-- start Records shown --

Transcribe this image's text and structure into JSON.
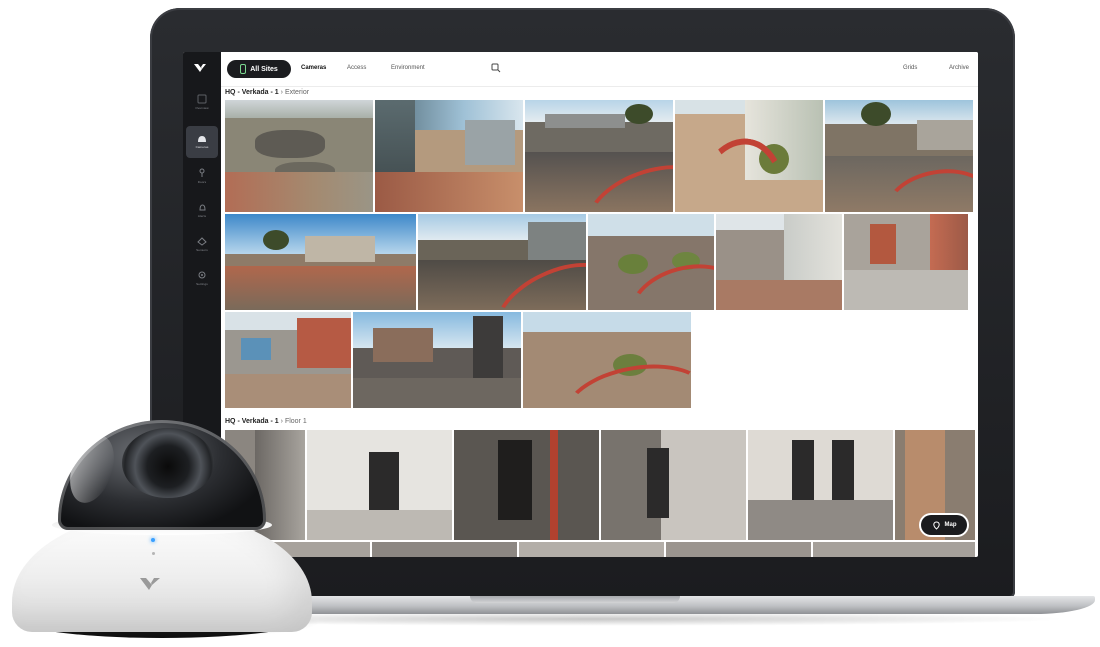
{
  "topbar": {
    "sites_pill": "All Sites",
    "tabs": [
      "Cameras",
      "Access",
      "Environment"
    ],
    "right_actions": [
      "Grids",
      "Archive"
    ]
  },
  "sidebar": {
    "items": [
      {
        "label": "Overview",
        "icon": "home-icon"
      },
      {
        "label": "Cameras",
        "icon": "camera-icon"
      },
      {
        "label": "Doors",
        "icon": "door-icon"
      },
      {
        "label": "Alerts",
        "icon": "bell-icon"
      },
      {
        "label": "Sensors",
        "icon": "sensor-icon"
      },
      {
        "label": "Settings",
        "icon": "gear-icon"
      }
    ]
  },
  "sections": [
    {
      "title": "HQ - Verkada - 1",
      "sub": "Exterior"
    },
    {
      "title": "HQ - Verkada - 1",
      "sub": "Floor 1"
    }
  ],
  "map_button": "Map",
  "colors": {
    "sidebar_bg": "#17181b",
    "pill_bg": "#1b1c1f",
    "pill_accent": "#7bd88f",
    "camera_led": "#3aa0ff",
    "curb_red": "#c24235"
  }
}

-- end Records shown --
-- start Records shown --

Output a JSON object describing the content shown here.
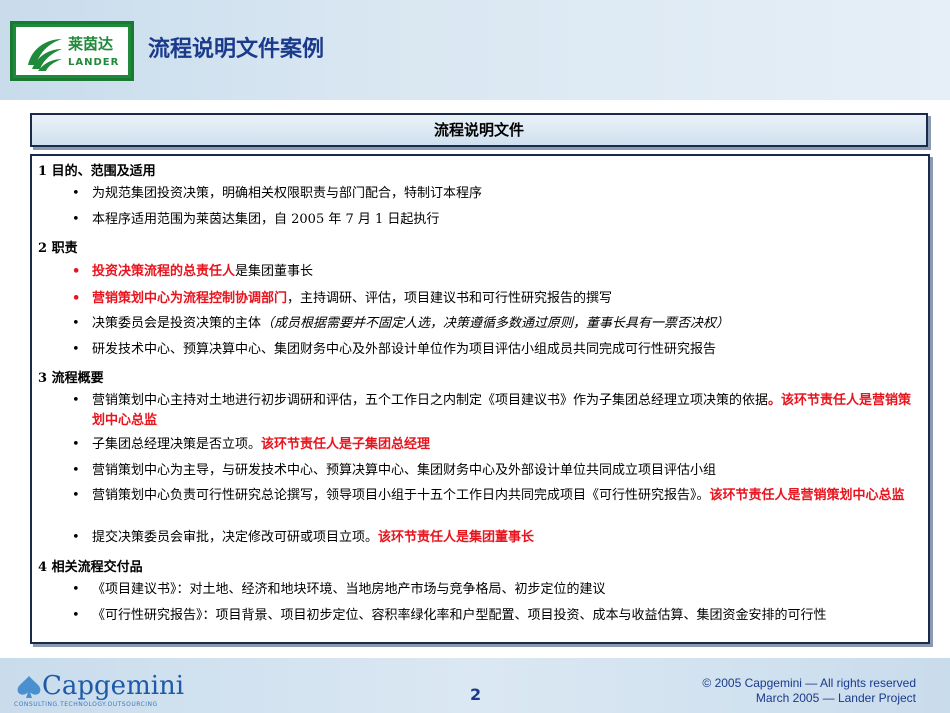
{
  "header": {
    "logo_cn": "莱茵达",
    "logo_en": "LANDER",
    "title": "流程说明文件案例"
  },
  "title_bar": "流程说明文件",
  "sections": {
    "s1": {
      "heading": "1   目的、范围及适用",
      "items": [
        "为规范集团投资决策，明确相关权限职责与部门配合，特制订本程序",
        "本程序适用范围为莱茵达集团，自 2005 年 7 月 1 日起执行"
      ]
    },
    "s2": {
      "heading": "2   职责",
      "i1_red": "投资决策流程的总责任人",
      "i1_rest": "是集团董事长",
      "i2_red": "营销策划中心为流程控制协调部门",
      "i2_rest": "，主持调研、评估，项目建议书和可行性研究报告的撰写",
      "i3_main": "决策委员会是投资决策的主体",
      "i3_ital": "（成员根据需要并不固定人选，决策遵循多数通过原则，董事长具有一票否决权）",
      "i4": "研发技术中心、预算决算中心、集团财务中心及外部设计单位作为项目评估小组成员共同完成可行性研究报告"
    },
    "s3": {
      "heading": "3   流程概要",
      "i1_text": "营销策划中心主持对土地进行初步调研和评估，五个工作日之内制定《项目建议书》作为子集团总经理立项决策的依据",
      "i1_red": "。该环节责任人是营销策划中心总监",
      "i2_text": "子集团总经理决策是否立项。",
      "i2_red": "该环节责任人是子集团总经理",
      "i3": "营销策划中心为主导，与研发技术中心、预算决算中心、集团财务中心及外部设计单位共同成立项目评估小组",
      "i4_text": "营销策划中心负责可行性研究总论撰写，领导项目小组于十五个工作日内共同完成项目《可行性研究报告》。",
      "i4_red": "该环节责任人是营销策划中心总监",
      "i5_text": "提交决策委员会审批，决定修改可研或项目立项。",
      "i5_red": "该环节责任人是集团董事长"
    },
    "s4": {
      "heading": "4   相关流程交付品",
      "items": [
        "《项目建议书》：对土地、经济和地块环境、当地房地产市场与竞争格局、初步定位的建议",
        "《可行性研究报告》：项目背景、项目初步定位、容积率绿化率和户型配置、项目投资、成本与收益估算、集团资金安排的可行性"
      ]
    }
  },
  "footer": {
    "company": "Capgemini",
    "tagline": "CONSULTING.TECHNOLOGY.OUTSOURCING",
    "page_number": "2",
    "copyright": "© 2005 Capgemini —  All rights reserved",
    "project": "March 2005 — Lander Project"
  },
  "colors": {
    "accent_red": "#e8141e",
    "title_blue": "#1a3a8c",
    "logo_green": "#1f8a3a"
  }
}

-- end Records shown --

• **Task objective**: All lines above containing the string "Capgemini" are to be collected.

• **The answer**:
    "company": "Capgemini",
    "copyright": "© 2005 Capgemini —  All rights reserved",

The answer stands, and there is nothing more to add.